> [TASK DESCRIPTION]
Below are some entries. Output each one exactly as it appears.
◇ ◇ ◇
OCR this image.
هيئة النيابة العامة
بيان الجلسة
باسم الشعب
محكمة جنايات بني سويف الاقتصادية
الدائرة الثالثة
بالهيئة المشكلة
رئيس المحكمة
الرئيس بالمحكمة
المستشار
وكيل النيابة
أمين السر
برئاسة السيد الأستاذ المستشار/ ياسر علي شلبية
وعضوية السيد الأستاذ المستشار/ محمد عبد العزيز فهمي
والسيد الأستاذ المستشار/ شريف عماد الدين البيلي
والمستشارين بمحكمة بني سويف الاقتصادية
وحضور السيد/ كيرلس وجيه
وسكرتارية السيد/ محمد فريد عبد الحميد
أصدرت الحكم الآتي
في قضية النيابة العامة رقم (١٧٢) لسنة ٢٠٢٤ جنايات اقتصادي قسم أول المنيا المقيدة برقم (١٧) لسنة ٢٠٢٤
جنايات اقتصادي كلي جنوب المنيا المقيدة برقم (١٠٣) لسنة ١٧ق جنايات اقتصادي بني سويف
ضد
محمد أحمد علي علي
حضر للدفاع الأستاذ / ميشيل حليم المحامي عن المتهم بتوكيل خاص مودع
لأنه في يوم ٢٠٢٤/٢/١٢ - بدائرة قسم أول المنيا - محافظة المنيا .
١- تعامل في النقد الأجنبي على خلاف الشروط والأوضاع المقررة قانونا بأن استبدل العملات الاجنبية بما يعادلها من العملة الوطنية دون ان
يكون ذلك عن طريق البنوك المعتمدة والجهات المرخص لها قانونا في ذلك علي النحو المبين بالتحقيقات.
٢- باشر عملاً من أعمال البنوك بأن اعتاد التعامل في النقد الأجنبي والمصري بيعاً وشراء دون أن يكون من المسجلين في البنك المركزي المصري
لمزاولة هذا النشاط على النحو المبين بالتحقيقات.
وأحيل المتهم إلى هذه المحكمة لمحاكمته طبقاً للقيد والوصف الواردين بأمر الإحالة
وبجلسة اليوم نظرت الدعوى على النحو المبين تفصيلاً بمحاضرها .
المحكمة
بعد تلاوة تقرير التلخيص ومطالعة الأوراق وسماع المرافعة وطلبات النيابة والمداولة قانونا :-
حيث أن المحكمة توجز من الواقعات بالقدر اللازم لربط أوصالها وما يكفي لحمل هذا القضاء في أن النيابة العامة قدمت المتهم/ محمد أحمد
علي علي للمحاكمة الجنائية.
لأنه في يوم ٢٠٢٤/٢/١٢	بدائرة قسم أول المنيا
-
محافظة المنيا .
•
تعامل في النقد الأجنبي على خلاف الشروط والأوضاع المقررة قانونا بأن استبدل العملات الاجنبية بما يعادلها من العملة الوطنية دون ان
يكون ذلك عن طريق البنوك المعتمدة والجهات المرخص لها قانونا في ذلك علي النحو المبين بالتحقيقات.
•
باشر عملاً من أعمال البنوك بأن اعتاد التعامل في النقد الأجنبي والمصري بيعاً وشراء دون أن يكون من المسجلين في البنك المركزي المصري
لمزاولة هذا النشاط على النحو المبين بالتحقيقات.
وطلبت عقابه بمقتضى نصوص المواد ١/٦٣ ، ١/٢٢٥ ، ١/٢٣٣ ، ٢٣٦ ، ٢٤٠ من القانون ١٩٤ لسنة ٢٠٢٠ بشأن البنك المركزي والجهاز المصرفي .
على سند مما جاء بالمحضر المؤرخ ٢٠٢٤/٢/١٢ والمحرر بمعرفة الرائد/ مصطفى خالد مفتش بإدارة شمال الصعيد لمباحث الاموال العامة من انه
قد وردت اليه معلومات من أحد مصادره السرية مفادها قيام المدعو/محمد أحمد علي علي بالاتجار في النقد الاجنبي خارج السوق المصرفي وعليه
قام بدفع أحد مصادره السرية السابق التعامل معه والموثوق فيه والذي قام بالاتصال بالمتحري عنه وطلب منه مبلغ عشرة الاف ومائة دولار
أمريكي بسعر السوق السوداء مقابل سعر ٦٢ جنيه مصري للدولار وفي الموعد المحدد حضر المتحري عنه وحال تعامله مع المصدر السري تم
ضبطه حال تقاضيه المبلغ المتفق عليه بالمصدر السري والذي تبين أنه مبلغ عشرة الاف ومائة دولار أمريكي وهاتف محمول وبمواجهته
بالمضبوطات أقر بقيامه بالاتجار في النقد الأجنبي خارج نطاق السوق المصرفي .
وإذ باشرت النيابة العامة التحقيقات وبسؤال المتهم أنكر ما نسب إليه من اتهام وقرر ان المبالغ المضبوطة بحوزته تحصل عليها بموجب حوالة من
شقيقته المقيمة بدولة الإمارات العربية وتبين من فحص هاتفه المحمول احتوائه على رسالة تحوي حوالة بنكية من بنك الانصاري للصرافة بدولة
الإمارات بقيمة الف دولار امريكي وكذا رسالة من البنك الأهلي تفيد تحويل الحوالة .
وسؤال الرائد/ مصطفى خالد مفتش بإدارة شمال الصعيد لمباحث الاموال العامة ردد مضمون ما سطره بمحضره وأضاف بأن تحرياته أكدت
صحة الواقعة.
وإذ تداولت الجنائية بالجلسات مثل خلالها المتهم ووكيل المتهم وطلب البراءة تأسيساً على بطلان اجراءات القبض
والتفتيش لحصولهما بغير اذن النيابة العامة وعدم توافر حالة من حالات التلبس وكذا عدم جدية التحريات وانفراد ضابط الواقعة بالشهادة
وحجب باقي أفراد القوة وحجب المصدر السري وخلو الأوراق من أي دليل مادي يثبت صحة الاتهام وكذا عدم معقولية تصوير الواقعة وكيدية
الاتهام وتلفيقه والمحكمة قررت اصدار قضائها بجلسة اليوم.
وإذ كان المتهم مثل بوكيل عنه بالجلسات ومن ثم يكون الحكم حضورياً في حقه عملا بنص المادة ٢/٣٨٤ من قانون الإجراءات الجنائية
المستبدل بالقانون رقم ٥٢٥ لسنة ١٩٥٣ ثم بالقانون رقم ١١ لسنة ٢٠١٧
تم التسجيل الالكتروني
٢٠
◇ ◇ ◇
> [THE REPLY]
OCR this image.
هيئة النيابة العامة
بيان الجلسة
باسم الشعب
محكمة جنايات بني سويف الاقتصادية
الدائرة الثالثة
بالهيئة المشكلة
رئيس المحكمة
الرئيس بالمحكمة
المستشار
وكيل النيابة
أمين السر
برئاسة السيد الأستاذ المستشار/ ياسر علي شلبية
وعضوية السيد الأستاذ المستشار/ محمد عبد العزيز فهمي
والسيد الأستاذ المستشار/ شريف عماد الدين البيلي
والمستشارين بمحكمة بني سويف الاقتصادية
وحضور السيد/ كيرلس وجيه
وسكرتارية السيد/ محمد فريد عبد الحميد
أصدرت الحكم الآتي
في قضية النيابة العامة رقم (١٧٢) لسنة ٢٠٢٤ جنايات اقتصادي قسم أول المنيا المقيدة برقم (١٧) لسنة ٢٠٢٤
جنايات اقتصادي كلي جنوب المنيا المقيدة برقم (١٠٣) لسنة ١٧ق جنايات اقتصادي بني سويف
ضد
محمد أحمد علي علي
حضر للدفاع الأستاذ / ميشيل حليم المحامي عن المتهم بتوكيل خاص مودع
لأنه في يوم ٢٠٢٤/٢/١٢ - بدائرة قسم أول المنيا - محافظة المنيا .
١- تعامل في النقد الأجنبي على خلاف الشروط والأوضاع المقررة قانونا بأن استبدل العملات الاجنبية بما يعادلها من العملة الوطنية دون ان
يكون ذلك عن طريق البنوك المعتمدة والجهات المرخص لها قانونا في ذلك علي النحو المبين بالتحقيقات.
٢- باشر عملاً من أعمال البنوك بأن اعتاد التعامل في النقد الأجنبي والمصري بيعاً وشراء دون أن يكون من المسجلين في البنك المركزي المصري
لمزاولة هذا النشاط على النحو المبين بالتحقيقات.
وأحيل المتهم إلى هذه المحكمة لمحاكمته طبقاً للقيد والوصف الواردين بأمر الإحالة
وبجلسة اليوم نظرت الدعوى على النحو المبين تفصيلاً بمحاضرها .
المحكمة
بعد تلاوة تقرير التلخيص ومطالعة الأوراق وسماع المرافعة وطلبات النيابة والمداولة قانونا :-
حيث أن المحكمة توجز من الواقعات بالقدر اللازم لربط أوصالها وما يكفي لحمل هذا القضاء في أن النيابة العامة قدمت المتهم/ محمد أحمد
علي علي للمحاكمة الجنائية.
لأنه في يوم ٢٠٢٤/٢/١٢	بدائرة قسم أول المنيا
-
محافظة المنيا .
•
تعامل في النقد الأجنبي على خلاف الشروط والأوضاع المقررة قانونا بأن استبدل العملات الاجنبية بما يعادلها من العملة الوطنية دون ان
يكون ذلك عن طريق البنوك المعتمدة والجهات المرخص لها قانونا في ذلك علي النحو المبين بالتحقيقات.
•
باشر عملاً من أعمال البنوك بأن اعتاد التعامل في النقد الأجنبي والمصري بيعاً وشراء دون أن يكون من المسجلين في البنك المركزي المصري
لمزاولة هذا النشاط على النحو المبين بالتحقيقات.
وطلبت عقابه بمقتضى نصوص المواد ١/٦٣ ، ١/٢٢٥ ، ١/٢٣٣ ، ٢٣٦ ، ٢٤٠ من القانون ١٩٤ لسنة ٢٠٢٠ بشأن البنك المركزي والجهاز المصرفي .
على سند مما جاء بالمحضر المؤرخ ٢٠٢٤/٢/١٢ والمحرر بمعرفة الرائد/ مصطفى خالد مفتش بإدارة شمال الصعيد لمباحث الاموال العامة من انه
قد وردت اليه معلومات من أحد مصادره السرية مفادها قيام المدعو/محمد أحمد علي علي بالاتجار في النقد الاجنبي خارج السوق المصرفي وعليه
قام بدفع أحد مصادره السرية السابق التعامل معه والموثوق فيه والذي قام بالاتصال بالمتحري عنه وطلب منه مبلغ عشرة الاف ومائة دولار
أمريكي بسعر السوق السوداء مقابل سعر ٦٢ جنيه مصري للدولار وفي الموعد المحدد حضر المتحري عنه وحال تعامله مع المصدر السري تم
ضبطه حال تقاضيه المبلغ المتفق عليه بالمصدر السري والذي تبين أنه مبلغ عشرة الاف ومائة دولار أمريكي وهاتف محمول وبمواجهته
بالمضبوطات أقر بقيامه بالاتجار في النقد الأجنبي خارج نطاق السوق المصرفي .
وإذ باشرت النيابة العامة التحقيقات وبسؤال المتهم أنكر ما نسب إليه من اتهام وقرر ان المبالغ المضبوطة بحوزته تحصل عليها بموجب حوالة من
شقيقته المقيمة بدولة الإمارات العربية وتبين من فحص هاتفه المحمول احتوائه على رسالة تحوي حوالة بنكية من بنك الانصاري للصرافة بدولة
الإمارات بقيمة الف دولار امريكي وكذا رسالة من البنك الأهلي تفيد تحويل الحوالة .
وسؤال الرائد/ مصطفى خالد مفتش بإدارة شمال الصعيد لمباحث الاموال العامة ردد مضمون ما سطره بمحضره وأضاف بأن تحرياته أكدت
صحة الواقعة.
وإذ تداولت الجنائية بالجلسات مثل خلالها المتهم ووكيل المتهم وطلب البراءة تأسيساً على بطلان اجراءات القبض
والتفتيش لحصولهما بغير اذن النيابة العامة وعدم توافر حالة من حالات التلبس وكذا عدم جدية التحريات وانفراد ضابط الواقعة بالشهادة
وحجب باقي أفراد القوة وحجب المصدر السري وخلو الأوراق من أي دليل مادي يثبت صحة الاتهام وكذا عدم معقولية تصوير الواقعة وكيدية
الاتهام وتلفيقه والمحكمة قررت اصدار قضائها بجلسة اليوم.
وإذ كان المتهم مثل بوكيل عنه بالجلسات ومن ثم يكون الحكم حضورياً في حقه عملا بنص المادة ٢/٣٨٤ من قانون الإجراءات الجنائية
المستبدل بالقانون رقم ٥٢٥ لسنة ١٩٥٣ ثم بالقانون رقم ١١ لسنة ٢٠١٧
تم التسجيل الالكتروني
٢٠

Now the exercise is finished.